Work to be completed:
Leaving out the pictures, please retype each record exactly.

---- Data supplied

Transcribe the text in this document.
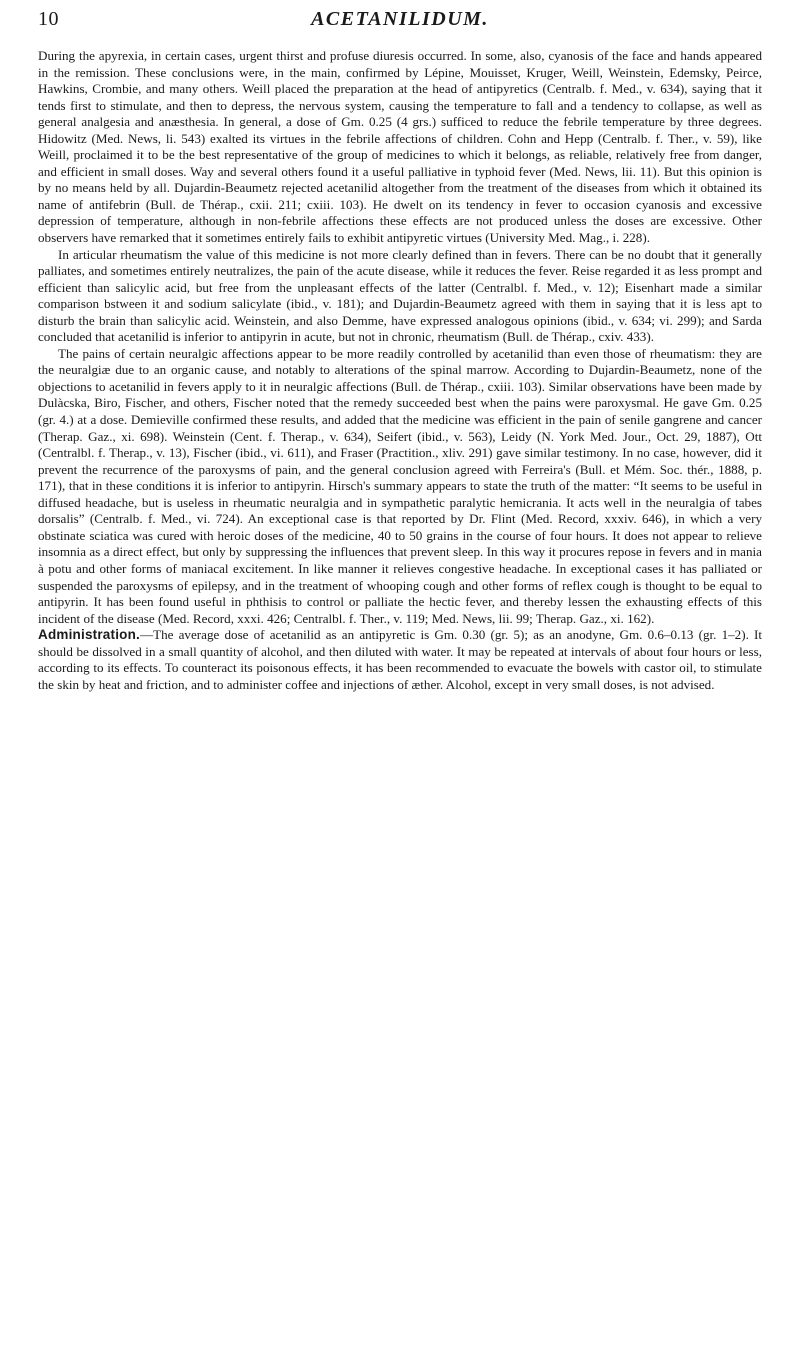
10	ACETANILIDUM.

During the apyrexia, in certain cases, urgent thirst and profuse diuresis occurred. In some, also, cyanosis of the face and hands appeared in the remission. These conclusions were, in the main, confirmed by Lépine, Mouisset, Kruger, Weill, Weinstein, Edemsky, Peirce, Hawkins, Crombie, and many others. Weill placed the preparation at the head of antipyretics (Centralb. f. Med., v. 634), saying that it tends first to stimulate, and then to depress, the nervous system, causing the temperature to fall and a tendency to collapse, as well as general analgesia and anæsthesia. In general, a dose of Gm. 0.25 (4 grs.) sufficed to reduce the febrile temperature by three degrees. Hidowitz (Med. News, li. 543) exalted its virtues in the febrile affections of children. Cohn and Hepp (Centralb. f. Ther., v. 59), like Weill, proclaimed it to be the best representative of the group of medicines to which it belongs, as reliable, relatively free from danger, and efficient in small doses. Way and several others found it a useful palliative in typhoid fever (Med. News, lii. 11). But this opinion is by no means held by all. Dujardin-Beaumetz rejected acetanilid altogether from the treatment of the diseases from which it obtained its name of antifebrin (Bull. de Thérap., cxii. 211; cxiii. 103). He dwelt on its tendency in fever to occasion cyanosis and excessive depression of temperature, although in non-febrile affections these effects are not produced unless the doses are excessive. Other observers have remarked that it sometimes entirely fails to exhibit antipyretic virtues (University Med. Mag., i. 228).

In articular rheumatism the value of this medicine is not more clearly defined than in fevers. There can be no doubt that it generally palliates, and sometimes entirely neutralizes, the pain of the acute disease, while it reduces the fever. Reise regarded it as less prompt and efficient than salicylic acid, but free from the unpleasant effects of the latter (Centralbl. f. Med., v. 12); Eisenhart made a similar comparison bstween it and sodium salicylate (ibid., v. 181); and Dujardin-Beaumetz agreed with them in saying that it is less apt to disturb the brain than salicylic acid. Weinstein, and also Demme, have expressed analogous opinions (ibid., v. 634; vi. 299); and Sarda concluded that acetanilid is inferior to antipyrin in acute, but not in chronic, rheumatism (Bull. de Thérap., cxiv. 433).

The pains of certain neuralgic affections appear to be more readily controlled by acetanilid than even those of rheumatism: they are the neuralgiæ due to an organic cause, and notably to alterations of the spinal marrow. According to Dujardin-Beaumetz, none of the objections to acetanilid in fevers apply to it in neuralgic affections (Bull. de Thérap., cxiii. 103). Similar observations have been made by Dulàcska, Biro, Fischer, and others, Fischer noted that the remedy succeeded best when the pains were paroxysmal. He gave Gm. 0.25 (gr. 4.) at a dose. Demieville confirmed these results, and added that the medicine was efficient in the pain of senile gangrene and cancer (Therap. Gaz., xi. 698). Weinstein (Cent. f. Therap., v. 634), Seifert (ibid., v. 563), Leidy (N. York Med. Jour., Oct. 29, 1887), Ott (Centralbl. f. Therap., v. 13), Fischer (ibid., vi. 611), and Fraser (Practition., xliv. 291) gave similar testimony. In no case, however, did it prevent the recurrence of the paroxysms of pain, and the general conclusion agreed with Ferreira's (Bull. et Mém. Soc. thér., 1888, p. 171), that in these conditions it is inferior to antipyrin. Hirsch's summary appears to state the truth of the matter: “It seems to be useful in diffused headache, but is useless in rheumatic neuralgia and in sympathetic paralytic hemicrania. It acts well in the neuralgia of tabes dorsalis” (Centralb. f. Med., vi. 724). An exceptional case is that reported by Dr. Flint (Med. Record, xxxiv. 646), in which a very obstinate sciatica was cured with heroic doses of the medicine, 40 to 50 grains in the course of four hours. It does not appear to relieve insomnia as a direct effect, but only by suppressing the influences that prevent sleep. In this way it procures repose in fevers and in mania à potu and other forms of maniacal excitement. In like manner it relieves congestive headache. In exceptional cases it has palliated or suspended the paroxysms of epilepsy, and in the treatment of whooping cough and other forms of reflex cough is thought to be equal to antipyrin. It has been found useful in phthisis to control or palliate the hectic fever, and thereby lessen the exhausting effects of this incident of the disease (Med. Record, xxxi. 426; Centralbl. f. Ther., v. 119; Med. News, lii. 99; Therap. Gaz., xi. 162).

Administration.—The average dose of acetanilid as an antipyretic is Gm. 0.30 (gr. 5); as an anodyne, Gm. 0.6–0.13 (gr. 1–2). It should be dissolved in a small quantity of alcohol, and then diluted with water. It may be repeated at intervals of about four hours or less, according to its effects. To counteract its poisonous effects, it has been recommended to evacuate the bowels with castor oil, to stimulate the skin by heat and friction, and to administer coffee and injections of æther. Alcohol, except in very small doses, is not advised.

--------

Solution:
Transcribe the text in this document.
10	ACETANILIDUM.

During the apyrexia, in certain cases, urgent thirst and profuse diuresis occurred. In some, also, cyanosis of the face and hands appeared in the remission. These conclusions were, in the main, confirmed by Lépine, Mouisset, Kruger, Weill, Weinstein, Edemsky, Peirce, Hawkins, Crombie, and many others. Weill placed the preparation at the head of antipyretics (Centralb. f. Med., v. 634), saying that it tends first to stimulate, and then to depress, the nervous system, causing the temperature to fall and a tendency to collapse, as well as general analgesia and anæsthesia. In general, a dose of Gm. 0.25 (4 grs.) sufficed to reduce the febrile temperature by three degrees. Hidowitz (Med. News, li. 543) exalted its virtues in the febrile affections of children. Cohn and Hepp (Centralb. f. Ther., v. 59), like Weill, proclaimed it to be the best representative of the group of medicines to which it belongs, as reliable, relatively free from danger, and efficient in small doses. Way and several others found it a useful palliative in typhoid fever (Med. News, lii. 11). But this opinion is by no means held by all. Dujardin-Beaumetz rejected acetanilid altogether from the treatment of the diseases from which it obtained its name of antifebrin (Bull. de Thérap., cxii. 211; cxiii. 103). He dwelt on its tendency in fever to occasion cyanosis and excessive depression of temperature, although in non-febrile affections these effects are not produced unless the doses are excessive. Other observers have remarked that it sometimes entirely fails to exhibit antipyretic virtues (University Med. Mag., i. 228).

In articular rheumatism the value of this medicine is not more clearly defined than in fevers. There can be no doubt that it generally palliates, and sometimes entirely neutralizes, the pain of the acute disease, while it reduces the fever. Reise regarded it as less prompt and efficient than salicylic acid, but free from the unpleasant effects of the latter (Centralbl. f. Med., v. 12); Eisenhart made a similar comparison bstween it and sodium salicylate (ibid., v. 181); and Dujardin-Beaumetz agreed with them in saying that it is less apt to disturb the brain than salicylic acid. Weinstein, and also Demme, have expressed analogous opinions (ibid., v. 634; vi. 299); and Sarda concluded that acetanilid is inferior to antipyrin in acute, but not in chronic, rheumatism (Bull. de Thérap., cxiv. 433).

The pains of certain neuralgic affections appear to be more readily controlled by acetanilid than even those of rheumatism: they are the neuralgiæ due to an organic cause, and notably to alterations of the spinal marrow. According to Dujardin-Beaumetz, none of the objections to acetanilid in fevers apply to it in neuralgic affections (Bull. de Thérap., cxiii. 103). Similar observations have been made by Dulàcska, Biro, Fischer, and others, Fischer noted that the remedy succeeded best when the pains were paroxysmal. He gave Gm. 0.25 (gr. 4.) at a dose. Demieville confirmed these results, and added that the medicine was efficient in the pain of senile gangrene and cancer (Therap. Gaz., xi. 698). Weinstein (Cent. f. Therap., v. 634), Seifert (ibid., v. 563), Leidy (N. York Med. Jour., Oct. 29, 1887), Ott (Centralbl. f. Therap., v. 13), Fischer (ibid., vi. 611), and Fraser (Practition., xliv. 291) gave similar testimony. In no case, however, did it prevent the recurrence of the paroxysms of pain, and the general conclusion agreed with Ferreira's (Bull. et Mém. Soc. thér., 1888, p. 171), that in these conditions it is inferior to antipyrin. Hirsch's summary appears to state the truth of the matter: “It seems to be useful in diffused headache, but is useless in rheumatic neuralgia and in sympathetic paralytic hemicrania. It acts well in the neuralgia of tabes dorsalis” (Centralb. f. Med., vi. 724). An exceptional case is that reported by Dr. Flint (Med. Record, xxxiv. 646), in which a very obstinate sciatica was cured with heroic doses of the medicine, 40 to 50 grains in the course of four hours. It does not appear to relieve insomnia as a direct effect, but only by suppressing the influences that prevent sleep. In this way it procures repose in fevers and in mania à potu and other forms of maniacal excitement. In like manner it relieves congestive headache. In exceptional cases it has palliated or suspended the paroxysms of epilepsy, and in the treatment of whooping cough and other forms of reflex cough is thought to be equal to antipyrin. It has been found useful in phthisis to control or palliate the hectic fever, and thereby lessen the exhausting effects of this incident of the disease (Med. Record, xxxi. 426; Centralbl. f. Ther., v. 119; Med. News, lii. 99; Therap. Gaz., xi. 162).

Administration.—The average dose of acetanilid as an antipyretic is Gm. 0.30 (gr. 5); as an anodyne, Gm. 0.6–0.13 (gr. 1–2). It should be dissolved in a small quantity of alcohol, and then diluted with water. It may be repeated at intervals of about four hours or less, according to its effects. To counteract its poisonous effects, it has been recommended to evacuate the bowels with castor oil, to stimulate the skin by heat and friction, and to administer coffee and injections of æther. Alcohol, except in very small doses, is not advised.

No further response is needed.